→ Prompt: In the records below, tally every line containing "JSON". Report only the total.

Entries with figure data
· · · · · · ·

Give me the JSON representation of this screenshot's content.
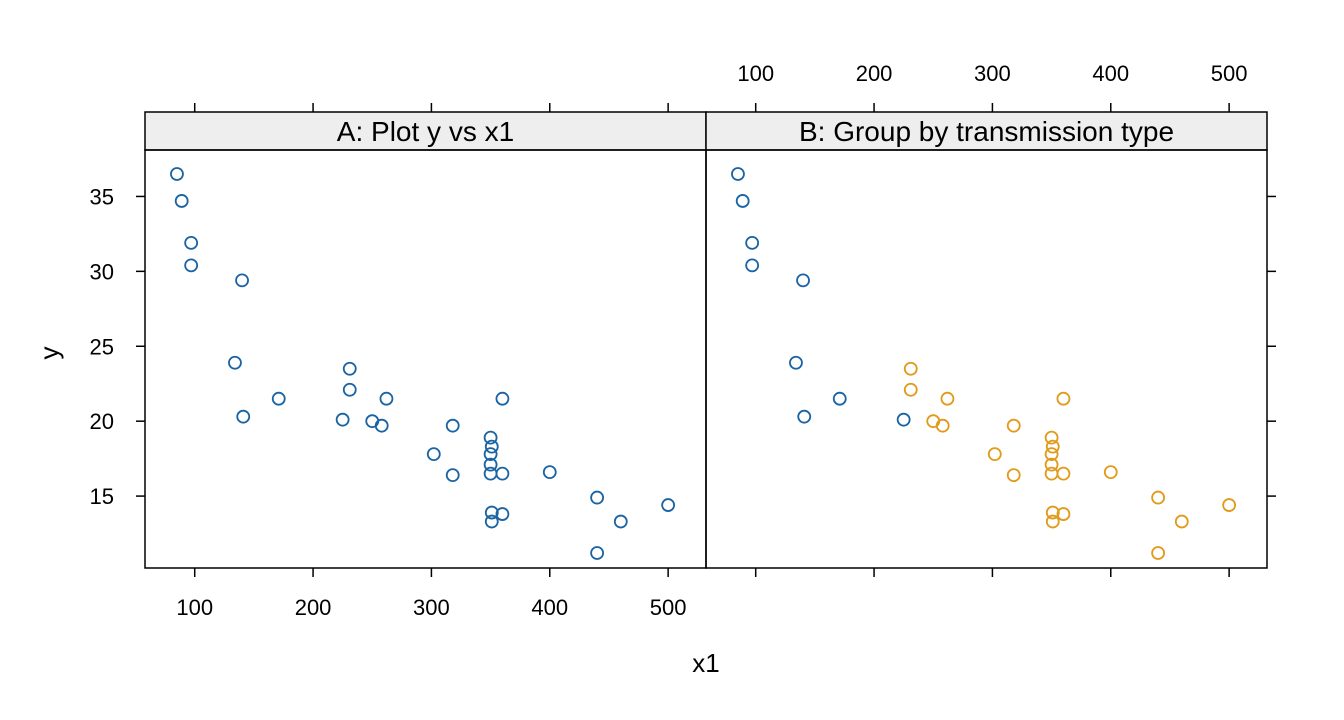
{
  "chart_data": {
    "type": "scatter",
    "xlabel": "x1",
    "ylabel": "y",
    "xlim": [
      58,
      532
    ],
    "ylim": [
      10.2,
      38.1
    ],
    "xticks": [
      100,
      200,
      300,
      400,
      500
    ],
    "yticks": [
      15,
      20,
      25,
      30,
      35
    ],
    "grid": false,
    "colors": {
      "auto": "#1a64a4",
      "manual": "#e19a1a"
    },
    "points": [
      {
        "x": 85,
        "y": 36.5,
        "group": "auto"
      },
      {
        "x": 89,
        "y": 34.7,
        "group": "auto"
      },
      {
        "x": 97,
        "y": 31.9,
        "group": "auto"
      },
      {
        "x": 97,
        "y": 30.4,
        "group": "auto"
      },
      {
        "x": 140,
        "y": 29.4,
        "group": "auto"
      },
      {
        "x": 134,
        "y": 23.9,
        "group": "auto"
      },
      {
        "x": 141,
        "y": 20.3,
        "group": "auto"
      },
      {
        "x": 171,
        "y": 21.5,
        "group": "auto"
      },
      {
        "x": 225,
        "y": 20.1,
        "group": "auto"
      },
      {
        "x": 231,
        "y": 23.5,
        "group": "manual"
      },
      {
        "x": 231,
        "y": 22.1,
        "group": "manual"
      },
      {
        "x": 250,
        "y": 20.0,
        "group": "manual"
      },
      {
        "x": 258,
        "y": 19.7,
        "group": "manual"
      },
      {
        "x": 262,
        "y": 21.5,
        "group": "manual"
      },
      {
        "x": 302,
        "y": 17.8,
        "group": "manual"
      },
      {
        "x": 318,
        "y": 19.7,
        "group": "manual"
      },
      {
        "x": 318,
        "y": 16.4,
        "group": "manual"
      },
      {
        "x": 350,
        "y": 18.9,
        "group": "manual"
      },
      {
        "x": 351,
        "y": 18.3,
        "group": "manual"
      },
      {
        "x": 350,
        "y": 17.8,
        "group": "manual"
      },
      {
        "x": 350,
        "y": 17.1,
        "group": "manual"
      },
      {
        "x": 350,
        "y": 16.5,
        "group": "manual"
      },
      {
        "x": 351,
        "y": 13.9,
        "group": "manual"
      },
      {
        "x": 351,
        "y": 13.3,
        "group": "manual"
      },
      {
        "x": 360,
        "y": 21.5,
        "group": "manual"
      },
      {
        "x": 360,
        "y": 16.5,
        "group": "manual"
      },
      {
        "x": 360,
        "y": 13.8,
        "group": "manual"
      },
      {
        "x": 400,
        "y": 16.6,
        "group": "manual"
      },
      {
        "x": 440,
        "y": 14.9,
        "group": "manual"
      },
      {
        "x": 440,
        "y": 11.2,
        "group": "manual"
      },
      {
        "x": 460,
        "y": 13.3,
        "group": "manual"
      },
      {
        "x": 500,
        "y": 14.4,
        "group": "manual"
      }
    ],
    "panels": [
      {
        "id": "A",
        "title": "A: Plot y vs x1",
        "color_by_group": false
      },
      {
        "id": "B",
        "title": "B: Group by transmission type",
        "color_by_group": true
      }
    ]
  }
}
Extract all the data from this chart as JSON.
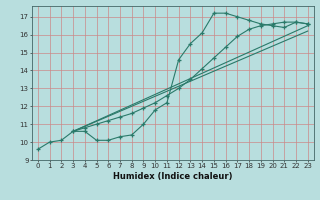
{
  "xlabel": "Humidex (Indice chaleur)",
  "bg_color": "#b8dede",
  "grid_color": "#cc8888",
  "line_color": "#2a7a6a",
  "xlim": [
    -0.5,
    23.5
  ],
  "ylim": [
    9.0,
    17.6
  ],
  "xticks": [
    0,
    1,
    2,
    3,
    4,
    5,
    6,
    7,
    8,
    9,
    10,
    11,
    12,
    13,
    14,
    15,
    16,
    17,
    18,
    19,
    20,
    21,
    22,
    23
  ],
  "yticks": [
    9,
    10,
    11,
    12,
    13,
    14,
    15,
    16,
    17
  ],
  "line1_x": [
    0,
    1,
    2,
    3,
    4,
    5,
    6,
    7,
    8,
    9,
    10,
    11,
    12,
    13,
    14,
    15,
    16,
    17,
    18,
    19,
    20,
    21,
    22,
    23
  ],
  "line1_y": [
    9.6,
    10.0,
    10.1,
    10.6,
    10.6,
    10.1,
    10.1,
    10.3,
    10.4,
    11.0,
    11.8,
    12.2,
    14.6,
    15.5,
    16.1,
    17.2,
    17.2,
    17.0,
    16.8,
    16.6,
    16.5,
    16.4,
    16.7,
    16.6
  ],
  "line2_x": [
    3,
    4,
    5,
    6,
    7,
    8,
    9,
    10,
    11,
    12,
    13,
    14,
    15,
    16,
    17,
    18,
    19,
    20,
    21,
    22,
    23
  ],
  "line2_y": [
    10.6,
    10.8,
    11.0,
    11.2,
    11.4,
    11.6,
    11.9,
    12.2,
    12.6,
    13.0,
    13.5,
    14.1,
    14.7,
    15.3,
    15.9,
    16.3,
    16.5,
    16.6,
    16.7,
    16.7,
    16.6
  ],
  "line3_x": [
    3,
    23
  ],
  "line3_y": [
    10.6,
    16.2
  ],
  "line4_x": [
    3,
    23
  ],
  "line4_y": [
    10.6,
    16.5
  ]
}
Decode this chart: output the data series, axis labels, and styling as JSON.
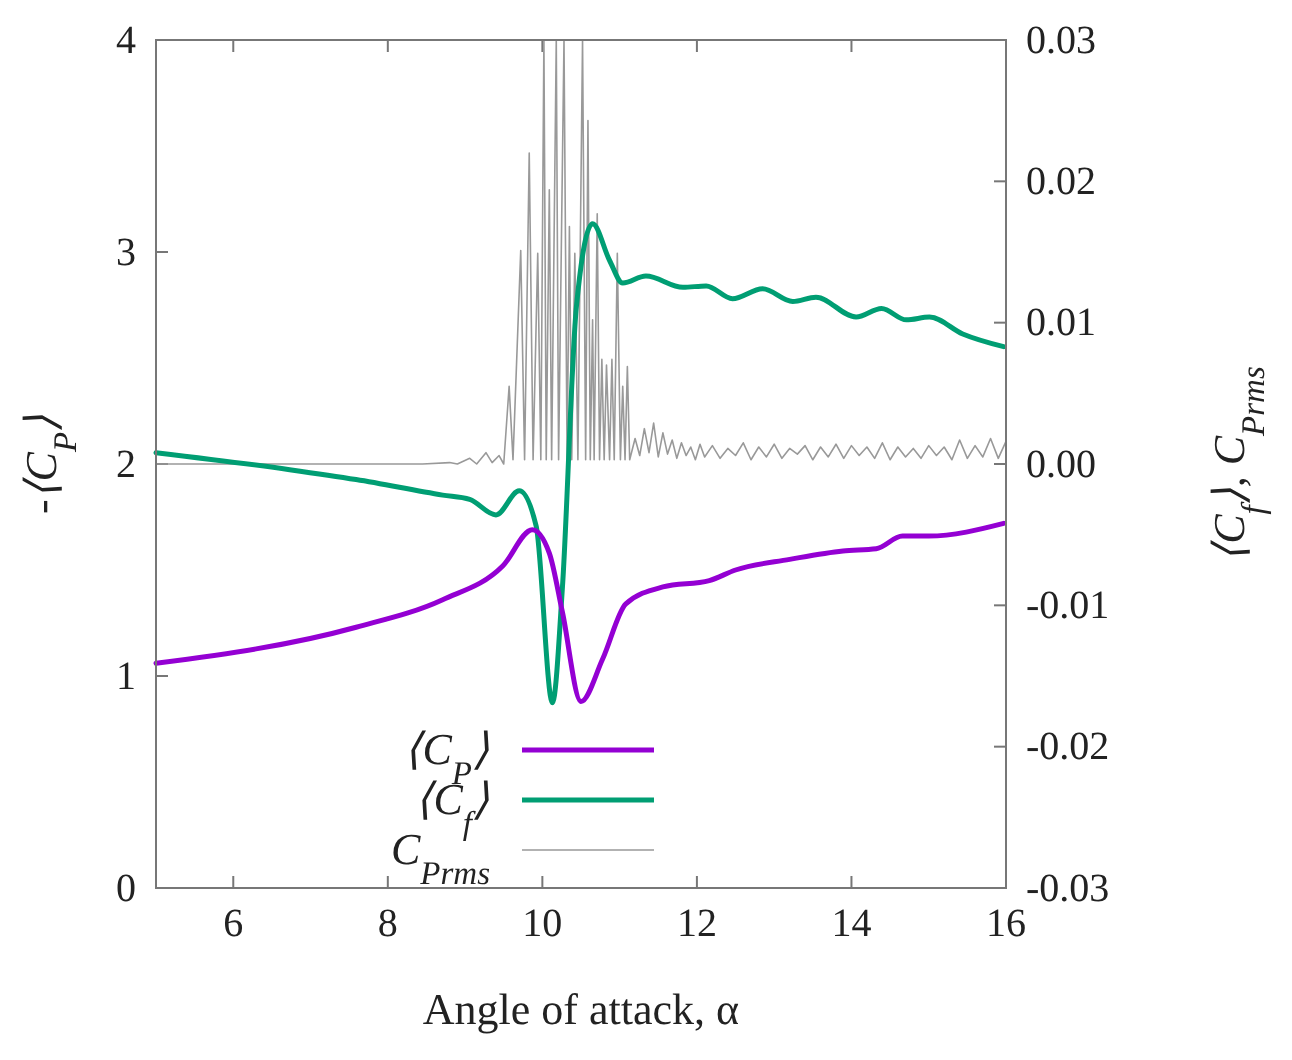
{
  "chart_data": {
    "type": "line",
    "xlabel": "Angle of attack, α",
    "ylabel": "-⟨C$_{P}$⟩",
    "y2label": "⟨C$_{f}$⟩, C$_{Prms}$",
    "xlim": [
      5,
      16
    ],
    "xticks": [
      6,
      8,
      10,
      12,
      14,
      16
    ],
    "ylim": [
      0,
      4
    ],
    "yticks": [
      0,
      1,
      2,
      3,
      4
    ],
    "y2lim": [
      -0.03,
      0.03
    ],
    "y2ticks": [
      -0.03,
      -0.02,
      -0.01,
      {
        "value": 0,
        "label": "0.00"
      },
      0.01,
      0.02,
      0.03
    ],
    "grid": false,
    "legend": "bottom",
    "marker": "none",
    "line_style": "solid",
    "series": [
      {
        "name": "⟨C$_{P}$⟩",
        "color": "#9400d3",
        "x": [
          5,
          7.59,
          8.71,
          9.49,
          9.87,
          10.09,
          10.26,
          10.5,
          10.78,
          11.08,
          11.56,
          12.16,
          12.5,
          13.2,
          13.89,
          14.32,
          14.66,
          15,
          15.97
        ],
        "values": [
          1.06,
          1.23,
          1.36,
          1.52,
          1.69,
          1.58,
          1.3,
          0.88,
          1.08,
          1.34,
          1.42,
          1.45,
          1.5,
          1.55,
          1.59,
          1.6,
          1.66,
          1.66,
          1.72
        ]
      },
      {
        "name": "⟨C$_{f}$⟩",
        "color": "#009e73",
        "axis": "y2",
        "x": [
          5,
          6.73,
          7.59,
          8.71,
          9.06,
          9.4,
          9.7,
          9.92,
          10.13,
          10.26,
          10.44,
          10.65,
          10.87,
          11.04,
          11.34,
          11.82,
          12.12,
          12.46,
          12.85,
          13.24,
          13.54,
          14.06,
          14.39,
          14.71,
          15.01,
          15.44,
          15.97
        ],
        "values": [
          0.0008,
          -0.0004,
          -0.0011,
          -0.0022,
          -0.0025,
          -0.0036,
          -0.0019,
          -0.0044,
          -0.0169,
          -0.0087,
          0.0111,
          0.017,
          0.0144,
          0.0128,
          0.0133,
          0.0125,
          0.0126,
          0.0117,
          0.0124,
          0.0115,
          0.0118,
          0.0104,
          0.011,
          0.0102,
          0.0104,
          0.0092,
          0.0083
        ]
      },
      {
        "name": "C$_{Prms}$",
        "color": "#999999",
        "axis": "y2",
        "x": [
          5,
          8.45,
          8.8,
          8.9,
          9.06,
          9.15,
          9.27,
          9.35,
          9.44,
          9.5,
          9.57,
          9.62,
          9.72,
          9.77,
          9.83,
          9.88,
          9.94,
          9.98,
          10.02,
          10.05,
          10.09,
          10.12,
          10.18,
          10.21,
          10.28,
          10.32,
          10.35,
          10.38,
          10.42,
          10.46,
          10.52,
          10.56,
          10.59,
          10.62,
          10.65,
          10.67,
          10.71,
          10.74,
          10.77,
          10.8,
          10.83,
          10.87,
          10.9,
          10.93,
          10.97,
          11.01,
          11.04,
          11.07,
          11.1,
          11.13,
          11.2,
          11.26,
          11.32,
          11.38,
          11.44,
          11.5,
          11.56,
          11.62,
          11.68,
          11.74,
          11.8,
          11.86,
          11.92,
          11.98,
          12.04,
          12.1,
          12.2,
          12.3,
          12.4,
          12.5,
          12.6,
          12.7,
          12.8,
          12.9,
          13,
          13.1,
          13.2,
          13.3,
          13.4,
          13.5,
          13.6,
          13.7,
          13.8,
          13.9,
          14,
          14.1,
          14.2,
          14.3,
          14.4,
          14.5,
          14.6,
          14.7,
          14.8,
          14.9,
          15,
          15.1,
          15.2,
          15.3,
          15.4,
          15.5,
          15.6,
          15.7,
          15.8,
          15.9,
          16
        ],
        "values": [
          0,
          0,
          0.0001,
          0,
          0.0004,
          0,
          0.0008,
          0.0001,
          0.0006,
          0,
          0.0055,
          0.0003,
          0.0151,
          0.0003,
          0.022,
          0.0003,
          0.0149,
          0.0003,
          0.03,
          0.0003,
          0.0194,
          0.0003,
          0.03,
          0.0003,
          0.03,
          0.0003,
          0.0168,
          0.0003,
          0.0149,
          0.0003,
          0.03,
          0.0003,
          0.0243,
          0.0003,
          0.0102,
          0.0003,
          0.0177,
          0.0003,
          0.0074,
          0.0003,
          0.007,
          0.0003,
          0.0074,
          0.0003,
          0.0149,
          0.0003,
          0.0055,
          0.0003,
          0.0069,
          0.0003,
          0.0018,
          0.0006,
          0.0025,
          0.0008,
          0.0029,
          0.0005,
          0.0022,
          0.0007,
          0.0017,
          0.0004,
          0.0015,
          0.0006,
          0.0012,
          0.0003,
          0.0014,
          0.0005,
          0.0013,
          0.0004,
          0.0011,
          0.0006,
          0.0015,
          0.0003,
          0.0012,
          0.0005,
          0.0014,
          0.0004,
          0.0011,
          0.0007,
          0.0013,
          0.0003,
          0.0012,
          0.0005,
          0.0014,
          0.0004,
          0.0013,
          0.0006,
          0.0012,
          0.0004,
          0.0015,
          0.0003,
          0.0012,
          0.0005,
          0.0011,
          0.0004,
          0.0013,
          0.0006,
          0.0012,
          0.0003,
          0.0017,
          0.0004,
          0.0013,
          0.0005,
          0.0018,
          0.0004,
          0.0016
        ]
      }
    ]
  }
}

· · · · · · ·

→ Task response: 3